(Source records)
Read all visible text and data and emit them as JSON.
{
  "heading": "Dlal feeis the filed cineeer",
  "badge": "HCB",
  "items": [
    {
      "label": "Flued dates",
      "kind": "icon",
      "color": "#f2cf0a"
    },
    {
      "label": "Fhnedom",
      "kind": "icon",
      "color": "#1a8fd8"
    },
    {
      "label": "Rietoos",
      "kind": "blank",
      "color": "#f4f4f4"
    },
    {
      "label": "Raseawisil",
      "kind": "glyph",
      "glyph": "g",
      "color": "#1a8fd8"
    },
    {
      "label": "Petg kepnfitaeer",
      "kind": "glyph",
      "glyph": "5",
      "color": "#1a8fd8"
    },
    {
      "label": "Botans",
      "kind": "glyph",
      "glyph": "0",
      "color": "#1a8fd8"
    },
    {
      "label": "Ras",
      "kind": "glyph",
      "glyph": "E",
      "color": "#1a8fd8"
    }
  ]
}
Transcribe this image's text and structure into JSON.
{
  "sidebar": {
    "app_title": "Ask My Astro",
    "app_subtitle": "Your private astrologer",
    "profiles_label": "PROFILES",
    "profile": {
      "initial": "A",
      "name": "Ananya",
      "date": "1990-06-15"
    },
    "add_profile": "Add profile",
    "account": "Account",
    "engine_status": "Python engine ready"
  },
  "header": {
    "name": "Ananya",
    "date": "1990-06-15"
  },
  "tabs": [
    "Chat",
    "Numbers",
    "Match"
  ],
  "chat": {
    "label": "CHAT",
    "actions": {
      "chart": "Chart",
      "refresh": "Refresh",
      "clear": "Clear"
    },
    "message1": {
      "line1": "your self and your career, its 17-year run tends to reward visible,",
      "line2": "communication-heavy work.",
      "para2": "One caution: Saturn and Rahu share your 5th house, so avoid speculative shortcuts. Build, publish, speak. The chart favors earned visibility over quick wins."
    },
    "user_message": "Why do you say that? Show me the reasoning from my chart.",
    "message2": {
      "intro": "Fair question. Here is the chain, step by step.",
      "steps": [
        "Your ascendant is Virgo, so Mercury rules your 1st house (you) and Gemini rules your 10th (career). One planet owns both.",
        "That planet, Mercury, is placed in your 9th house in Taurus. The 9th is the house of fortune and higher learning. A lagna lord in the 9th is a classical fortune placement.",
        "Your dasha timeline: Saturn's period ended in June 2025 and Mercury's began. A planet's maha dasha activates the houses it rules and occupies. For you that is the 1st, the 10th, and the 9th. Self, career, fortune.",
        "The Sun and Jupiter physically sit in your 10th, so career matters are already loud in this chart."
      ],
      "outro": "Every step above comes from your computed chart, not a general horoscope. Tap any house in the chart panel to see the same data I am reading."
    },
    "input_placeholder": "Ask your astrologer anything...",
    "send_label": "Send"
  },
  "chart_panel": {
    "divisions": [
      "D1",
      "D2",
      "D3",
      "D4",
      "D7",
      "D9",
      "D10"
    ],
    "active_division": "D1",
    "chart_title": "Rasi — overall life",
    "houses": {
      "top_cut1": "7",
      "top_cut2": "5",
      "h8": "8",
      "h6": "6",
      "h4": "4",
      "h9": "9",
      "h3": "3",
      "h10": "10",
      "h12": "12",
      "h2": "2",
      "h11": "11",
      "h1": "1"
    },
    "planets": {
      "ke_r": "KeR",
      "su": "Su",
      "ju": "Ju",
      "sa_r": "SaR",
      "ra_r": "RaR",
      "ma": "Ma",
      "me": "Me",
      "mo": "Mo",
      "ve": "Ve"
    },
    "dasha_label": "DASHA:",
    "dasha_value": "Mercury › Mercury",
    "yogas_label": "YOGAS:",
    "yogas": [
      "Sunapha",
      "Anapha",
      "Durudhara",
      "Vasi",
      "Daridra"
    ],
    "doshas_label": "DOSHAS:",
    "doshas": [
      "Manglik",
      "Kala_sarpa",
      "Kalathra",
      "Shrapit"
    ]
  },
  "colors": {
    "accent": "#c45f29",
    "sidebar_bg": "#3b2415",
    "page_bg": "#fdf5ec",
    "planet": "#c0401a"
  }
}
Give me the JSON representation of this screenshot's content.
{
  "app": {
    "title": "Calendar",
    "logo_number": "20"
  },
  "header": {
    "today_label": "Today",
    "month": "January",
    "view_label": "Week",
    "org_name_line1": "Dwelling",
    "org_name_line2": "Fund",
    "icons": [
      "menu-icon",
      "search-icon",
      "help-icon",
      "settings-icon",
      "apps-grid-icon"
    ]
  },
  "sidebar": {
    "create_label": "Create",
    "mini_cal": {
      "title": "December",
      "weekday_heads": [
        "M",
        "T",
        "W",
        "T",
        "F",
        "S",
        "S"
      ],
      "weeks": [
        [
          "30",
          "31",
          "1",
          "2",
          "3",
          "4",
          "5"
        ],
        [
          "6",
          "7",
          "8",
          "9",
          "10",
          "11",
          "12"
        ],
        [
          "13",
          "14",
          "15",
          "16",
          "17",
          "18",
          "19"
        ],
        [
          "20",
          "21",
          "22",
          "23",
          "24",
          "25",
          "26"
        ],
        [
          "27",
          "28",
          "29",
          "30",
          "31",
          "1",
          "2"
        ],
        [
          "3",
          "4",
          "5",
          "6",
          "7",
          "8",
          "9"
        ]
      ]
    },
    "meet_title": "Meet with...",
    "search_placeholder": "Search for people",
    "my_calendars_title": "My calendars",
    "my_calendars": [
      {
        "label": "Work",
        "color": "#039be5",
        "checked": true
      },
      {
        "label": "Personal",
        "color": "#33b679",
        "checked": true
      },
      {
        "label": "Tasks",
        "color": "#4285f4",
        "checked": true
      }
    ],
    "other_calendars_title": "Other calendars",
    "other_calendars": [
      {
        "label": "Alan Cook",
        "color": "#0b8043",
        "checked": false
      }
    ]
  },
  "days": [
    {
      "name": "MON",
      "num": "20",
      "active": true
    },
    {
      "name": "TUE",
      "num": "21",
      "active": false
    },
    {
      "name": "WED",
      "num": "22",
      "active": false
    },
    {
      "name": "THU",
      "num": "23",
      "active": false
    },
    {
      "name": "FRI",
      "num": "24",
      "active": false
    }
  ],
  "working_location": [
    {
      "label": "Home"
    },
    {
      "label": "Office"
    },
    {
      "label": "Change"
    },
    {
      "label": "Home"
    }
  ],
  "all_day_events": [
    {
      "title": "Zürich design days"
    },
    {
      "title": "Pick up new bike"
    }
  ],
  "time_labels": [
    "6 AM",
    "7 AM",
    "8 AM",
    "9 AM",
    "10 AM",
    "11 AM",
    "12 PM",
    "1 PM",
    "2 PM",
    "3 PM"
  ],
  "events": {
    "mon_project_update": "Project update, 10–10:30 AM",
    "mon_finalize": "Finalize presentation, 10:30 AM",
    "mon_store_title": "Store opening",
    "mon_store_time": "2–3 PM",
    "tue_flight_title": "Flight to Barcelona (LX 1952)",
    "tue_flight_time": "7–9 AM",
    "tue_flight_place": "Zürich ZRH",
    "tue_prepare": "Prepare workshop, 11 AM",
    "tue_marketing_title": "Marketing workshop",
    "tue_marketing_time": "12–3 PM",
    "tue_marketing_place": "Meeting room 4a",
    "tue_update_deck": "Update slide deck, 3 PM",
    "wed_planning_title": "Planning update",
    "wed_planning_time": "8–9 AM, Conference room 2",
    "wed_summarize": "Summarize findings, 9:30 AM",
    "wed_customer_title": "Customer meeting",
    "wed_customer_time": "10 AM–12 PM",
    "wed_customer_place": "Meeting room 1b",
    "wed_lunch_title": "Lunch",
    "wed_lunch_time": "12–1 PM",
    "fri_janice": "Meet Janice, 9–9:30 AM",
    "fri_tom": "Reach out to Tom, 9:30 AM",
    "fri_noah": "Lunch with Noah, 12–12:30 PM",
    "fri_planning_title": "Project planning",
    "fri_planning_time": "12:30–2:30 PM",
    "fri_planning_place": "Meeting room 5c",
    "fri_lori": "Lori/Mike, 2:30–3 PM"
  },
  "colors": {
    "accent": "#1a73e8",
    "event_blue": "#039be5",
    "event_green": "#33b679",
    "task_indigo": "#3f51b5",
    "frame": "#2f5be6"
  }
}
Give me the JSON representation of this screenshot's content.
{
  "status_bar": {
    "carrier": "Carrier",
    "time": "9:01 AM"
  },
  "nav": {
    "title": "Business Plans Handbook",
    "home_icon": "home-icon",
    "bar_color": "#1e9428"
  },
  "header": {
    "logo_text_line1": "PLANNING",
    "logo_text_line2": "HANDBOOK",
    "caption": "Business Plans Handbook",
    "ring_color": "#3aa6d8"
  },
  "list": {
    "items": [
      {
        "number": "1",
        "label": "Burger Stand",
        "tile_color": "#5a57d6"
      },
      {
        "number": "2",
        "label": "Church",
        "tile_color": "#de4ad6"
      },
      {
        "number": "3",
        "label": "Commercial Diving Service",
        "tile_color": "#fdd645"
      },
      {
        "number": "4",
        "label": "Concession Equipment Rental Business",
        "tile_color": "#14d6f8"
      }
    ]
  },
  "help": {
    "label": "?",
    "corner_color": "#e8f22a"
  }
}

Task objective: Return each full line of the entries that contains the word "Project".

Output for this task:
    "mon_project_update": "Project update, 10–10:30 AM",
    "fri_planning_title": "Project planning",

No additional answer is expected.